** start Extracted material **

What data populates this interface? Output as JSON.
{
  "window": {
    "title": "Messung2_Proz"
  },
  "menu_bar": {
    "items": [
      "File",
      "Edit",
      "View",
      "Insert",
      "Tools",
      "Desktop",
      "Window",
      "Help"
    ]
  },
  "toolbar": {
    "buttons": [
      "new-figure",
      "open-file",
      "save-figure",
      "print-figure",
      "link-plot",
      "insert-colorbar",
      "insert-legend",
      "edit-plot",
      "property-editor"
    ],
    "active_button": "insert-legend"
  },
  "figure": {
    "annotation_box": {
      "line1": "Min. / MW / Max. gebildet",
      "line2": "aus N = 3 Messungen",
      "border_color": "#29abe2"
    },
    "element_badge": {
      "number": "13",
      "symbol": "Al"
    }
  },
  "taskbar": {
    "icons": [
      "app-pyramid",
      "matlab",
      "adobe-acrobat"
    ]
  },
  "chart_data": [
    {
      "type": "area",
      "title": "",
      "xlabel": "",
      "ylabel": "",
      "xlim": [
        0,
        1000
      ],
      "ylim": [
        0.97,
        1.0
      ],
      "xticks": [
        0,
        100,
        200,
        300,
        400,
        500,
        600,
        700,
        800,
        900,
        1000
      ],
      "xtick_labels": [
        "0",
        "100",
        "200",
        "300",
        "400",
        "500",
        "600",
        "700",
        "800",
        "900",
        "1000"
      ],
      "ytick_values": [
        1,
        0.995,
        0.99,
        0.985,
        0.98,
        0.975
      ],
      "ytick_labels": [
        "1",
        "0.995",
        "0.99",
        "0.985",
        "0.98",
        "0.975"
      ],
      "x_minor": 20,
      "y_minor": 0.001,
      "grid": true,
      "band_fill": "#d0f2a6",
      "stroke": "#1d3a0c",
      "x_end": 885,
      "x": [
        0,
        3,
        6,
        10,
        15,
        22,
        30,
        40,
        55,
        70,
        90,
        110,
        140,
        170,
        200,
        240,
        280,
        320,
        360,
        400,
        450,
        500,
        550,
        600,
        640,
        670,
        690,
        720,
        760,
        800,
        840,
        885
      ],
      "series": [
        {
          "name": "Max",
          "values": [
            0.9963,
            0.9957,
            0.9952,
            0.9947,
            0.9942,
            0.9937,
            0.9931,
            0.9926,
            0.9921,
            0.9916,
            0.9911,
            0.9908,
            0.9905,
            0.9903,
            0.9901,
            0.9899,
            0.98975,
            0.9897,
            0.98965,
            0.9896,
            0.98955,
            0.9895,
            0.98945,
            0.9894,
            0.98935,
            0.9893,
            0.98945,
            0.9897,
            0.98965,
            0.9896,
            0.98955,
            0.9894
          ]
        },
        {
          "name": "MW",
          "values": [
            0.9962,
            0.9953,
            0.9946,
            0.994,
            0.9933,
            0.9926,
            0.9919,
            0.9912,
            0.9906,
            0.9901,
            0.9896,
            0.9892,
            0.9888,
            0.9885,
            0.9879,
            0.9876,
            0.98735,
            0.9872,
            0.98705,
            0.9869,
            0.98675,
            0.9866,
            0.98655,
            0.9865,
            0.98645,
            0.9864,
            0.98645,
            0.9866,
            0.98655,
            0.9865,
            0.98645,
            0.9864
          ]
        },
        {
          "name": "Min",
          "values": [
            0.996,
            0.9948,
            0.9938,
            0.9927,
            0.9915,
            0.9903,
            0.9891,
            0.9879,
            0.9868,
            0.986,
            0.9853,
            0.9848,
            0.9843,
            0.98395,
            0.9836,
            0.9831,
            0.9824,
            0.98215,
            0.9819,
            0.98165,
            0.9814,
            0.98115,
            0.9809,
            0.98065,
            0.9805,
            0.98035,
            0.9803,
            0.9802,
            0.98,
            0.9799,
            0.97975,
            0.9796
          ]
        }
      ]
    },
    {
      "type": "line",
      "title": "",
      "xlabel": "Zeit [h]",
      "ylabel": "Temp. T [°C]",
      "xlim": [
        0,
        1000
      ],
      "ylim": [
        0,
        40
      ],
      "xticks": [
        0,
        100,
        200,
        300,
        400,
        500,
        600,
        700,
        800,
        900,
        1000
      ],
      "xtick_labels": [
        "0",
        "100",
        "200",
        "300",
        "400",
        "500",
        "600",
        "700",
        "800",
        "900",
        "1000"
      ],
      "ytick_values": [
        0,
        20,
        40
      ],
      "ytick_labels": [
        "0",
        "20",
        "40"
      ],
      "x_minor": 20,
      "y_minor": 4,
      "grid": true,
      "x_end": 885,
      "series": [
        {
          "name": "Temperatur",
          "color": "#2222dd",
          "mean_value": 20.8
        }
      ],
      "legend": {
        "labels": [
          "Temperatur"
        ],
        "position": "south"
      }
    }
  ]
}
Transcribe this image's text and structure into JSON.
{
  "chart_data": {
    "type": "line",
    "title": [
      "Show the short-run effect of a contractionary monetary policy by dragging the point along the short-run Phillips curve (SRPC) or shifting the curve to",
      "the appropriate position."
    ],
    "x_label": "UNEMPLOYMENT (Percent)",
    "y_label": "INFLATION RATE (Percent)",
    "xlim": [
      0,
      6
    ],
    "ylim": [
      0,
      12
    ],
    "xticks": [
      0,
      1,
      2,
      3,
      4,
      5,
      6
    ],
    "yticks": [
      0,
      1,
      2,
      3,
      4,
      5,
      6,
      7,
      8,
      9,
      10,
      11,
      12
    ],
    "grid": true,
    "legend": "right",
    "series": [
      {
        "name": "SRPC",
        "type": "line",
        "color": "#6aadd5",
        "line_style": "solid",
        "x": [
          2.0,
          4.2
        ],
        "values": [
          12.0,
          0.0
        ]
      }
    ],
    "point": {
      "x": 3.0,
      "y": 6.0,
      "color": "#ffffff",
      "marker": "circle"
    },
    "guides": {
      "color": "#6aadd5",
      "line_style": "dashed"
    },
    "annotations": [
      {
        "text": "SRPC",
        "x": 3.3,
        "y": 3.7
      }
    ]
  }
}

** end Extracted material **
** start Extracted material **

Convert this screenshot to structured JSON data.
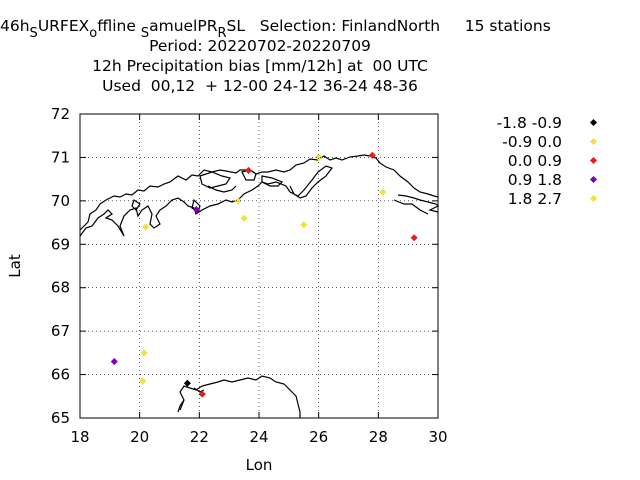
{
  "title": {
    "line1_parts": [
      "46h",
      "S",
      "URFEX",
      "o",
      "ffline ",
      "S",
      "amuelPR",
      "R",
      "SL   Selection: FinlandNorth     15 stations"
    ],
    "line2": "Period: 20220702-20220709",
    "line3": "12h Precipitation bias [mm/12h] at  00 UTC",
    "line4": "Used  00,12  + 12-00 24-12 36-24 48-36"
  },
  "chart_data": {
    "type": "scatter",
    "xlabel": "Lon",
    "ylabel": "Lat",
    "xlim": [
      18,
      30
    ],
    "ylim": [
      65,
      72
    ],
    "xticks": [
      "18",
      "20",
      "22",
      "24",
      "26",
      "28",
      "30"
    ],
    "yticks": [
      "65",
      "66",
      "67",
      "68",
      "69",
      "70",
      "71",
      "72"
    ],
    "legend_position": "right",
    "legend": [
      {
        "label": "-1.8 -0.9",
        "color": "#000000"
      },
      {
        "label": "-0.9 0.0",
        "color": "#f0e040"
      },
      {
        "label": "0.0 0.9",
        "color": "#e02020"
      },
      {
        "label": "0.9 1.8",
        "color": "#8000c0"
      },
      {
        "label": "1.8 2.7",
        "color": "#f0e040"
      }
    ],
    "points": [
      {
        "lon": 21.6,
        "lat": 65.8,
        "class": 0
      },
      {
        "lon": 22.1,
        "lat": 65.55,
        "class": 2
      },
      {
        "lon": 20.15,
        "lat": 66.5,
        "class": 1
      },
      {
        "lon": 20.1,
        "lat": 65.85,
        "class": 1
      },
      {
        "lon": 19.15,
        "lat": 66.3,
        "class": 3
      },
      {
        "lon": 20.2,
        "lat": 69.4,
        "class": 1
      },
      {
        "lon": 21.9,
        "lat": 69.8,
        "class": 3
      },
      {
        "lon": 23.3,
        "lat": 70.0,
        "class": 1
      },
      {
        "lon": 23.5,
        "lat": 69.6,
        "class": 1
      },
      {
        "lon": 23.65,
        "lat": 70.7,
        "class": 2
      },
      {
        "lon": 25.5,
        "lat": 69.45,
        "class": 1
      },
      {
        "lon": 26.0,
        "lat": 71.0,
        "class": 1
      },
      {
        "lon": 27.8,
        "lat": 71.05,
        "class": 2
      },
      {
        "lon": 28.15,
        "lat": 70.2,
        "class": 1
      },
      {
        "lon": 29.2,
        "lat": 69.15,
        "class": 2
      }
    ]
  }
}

** end Extracted material **

Which lines above contain "right"? Show each of them.

→ **Task solution**
    "legend": "right",
    "legend_position": "right",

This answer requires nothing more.